## GIVEN TASK
Could you repeat the stretch of the conference abstract from "Parallel paper session" through "topic in youth cultural studies.", with "unseen audiences" renamed to "invisible audiences"?
Start of PASSAGE
The cultural world of identity formation on Facebook for college students
Author(s):
Liang-Wen Lin (presenting / submitting)
Conference:
ECER 2012
Format:
Paper

Session Information

ERG SES F15, Inter-cultural issues

Parallel paper session

Time:
2012-09-18
09:00-10:30
Room:
FCEE - S. 3
Chair:
Sabine Krause

Contribution

    The purpose of this research is to investigate the cultural world of identity formation on Facebook among college students in Taiwan, which exists under the surveillance of unseen audiences and the influence of technocapitalism in the context of cultural globalization and consumerism. This global social networking site has a tremendous influence on college students’ culture and has become a significant topic in youth cultural studies.

    Facebook originated in the United States and has become one of the most popular social networking sites among college students. It has reached college students in Taiwan and has gradually begun to play a substantial role in their college life due to cultural globalization facilitated by information and communication technology and the international mobility of higher education. Specifically, Taiwanese youth culture embodies a hybrid of American, Japanese, and Korean popular culture because of Taiwan’s historical context and geographic location (Chang, 2004). This cultural phenomenon thus reflects not only the global influence of American site Facebook but also the cultural interflow within the Pacific Rim area between Taiwan, Japan, and Korea.

    I refer to the conceptions of performance introduced by E. Goffman (1959), distinction proposed by P. Bourdieu (1979/1984; 1994/1998), and surveillance developed by M. Foucault (1979) as the primary theoretical frameworks in this research. This study will also employ the interdisciplinary perspectives of critical cultural studies (Giroux, 2009; Grossberg, 2009; Kellner, 2009). I will situate my results in debates on subculture (Blackman, 2005; Williams, 2007; Willis, 1997) versus post-subculture (Bennett, 2011;  Weinzierl & Muggleton, 2003) within youth cultural studies.

    The overarching objective of my research is to explore the construction of identities among Taiwanese college students through self performance and social interaction with peers on Facebook while being observed by unseen audiences and influenced by technocapitalism (Best & Kellner, 2001) under conditions of cultural globalization and consumerism.I will accomplish this objective through analysis of the following areas: 

  1. How do youth as subjects interpret, act, and form their cultural practices through self performance and interpersonal relations via Facebook?
  2. What dominant consumerist messages targeting youth does Facebook convey? What are the ideologies and politics embodied within those messages?
  3. How do surveillance of interpersonal relations and technocapitalism shape youth’s self performance and interpersonal relations on Facebook? How do young people cope with the issues that result? In what ways do coping strategies differ according to social position (such as class, gender, and ethnicity)?
  4. What are the hybrid identities Taiwanese college students construct through Facebook under the influence of American, Japanese, and Korean popular culture?
End of PASSAGE
Start of DATA SHOWN
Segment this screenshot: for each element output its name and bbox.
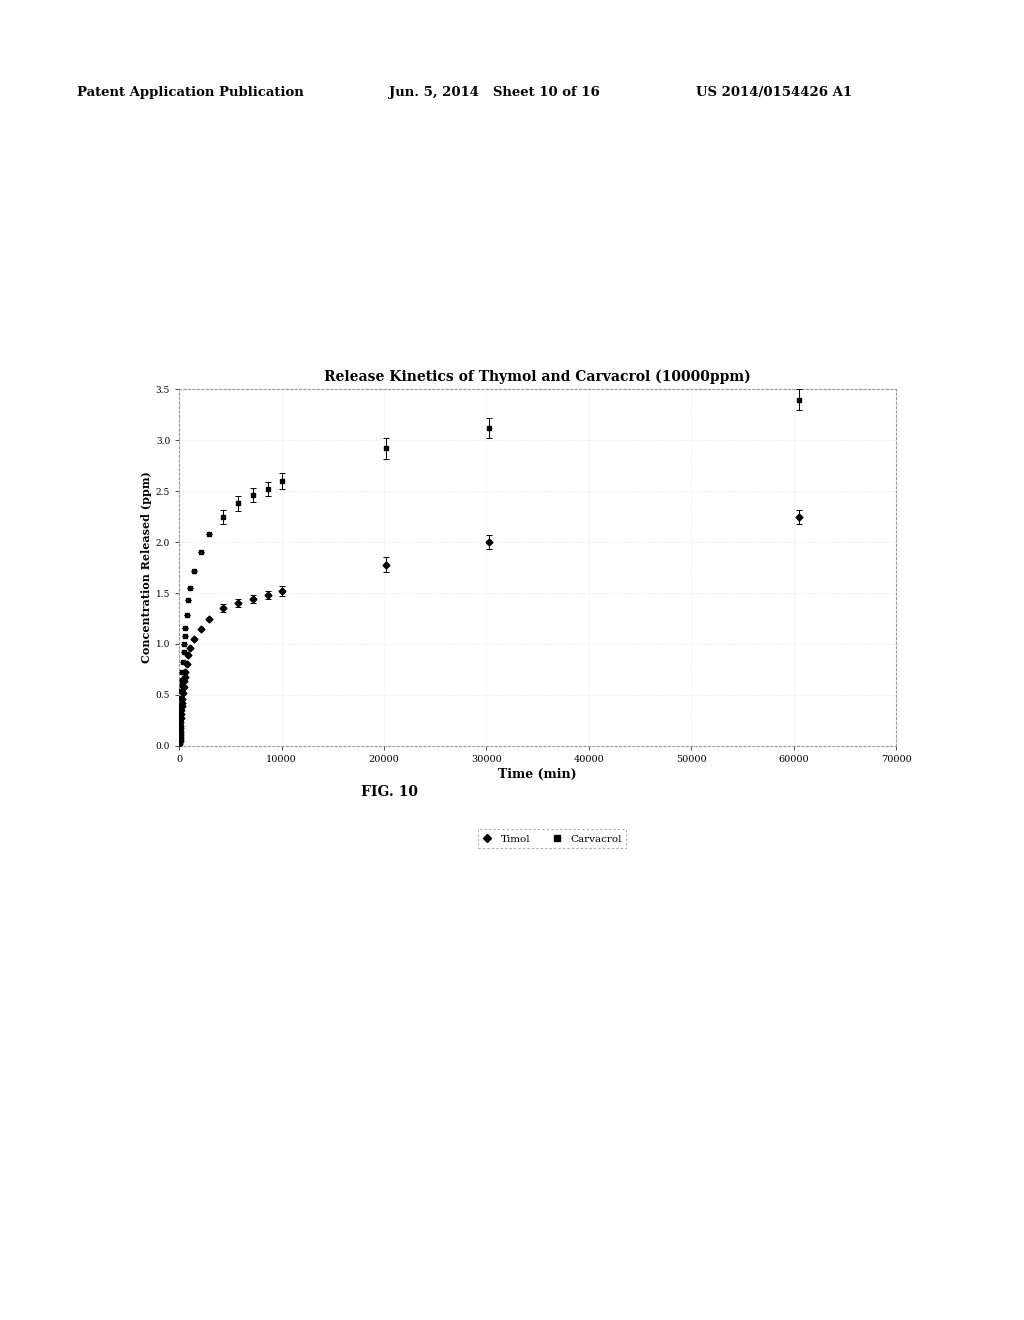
End of DATA SHOWN
## OUTPUT OF THE TASK
Parallel paper session

Time:
2012-09-18
09:00-10:30
Room:
FCEE - S. 3
Chair:
Sabine Krause

Contribution

    The purpose of this research is to investigate the cultural world of identity formation on Facebook among college students in Taiwan, which exists under the surveillance of invisible audiences and the influence of technocapitalism in the context of cultural globalization and consumerism. This global social networking site has a tremendous influence on college students’ culture and has become a significant topic in youth cultural studies.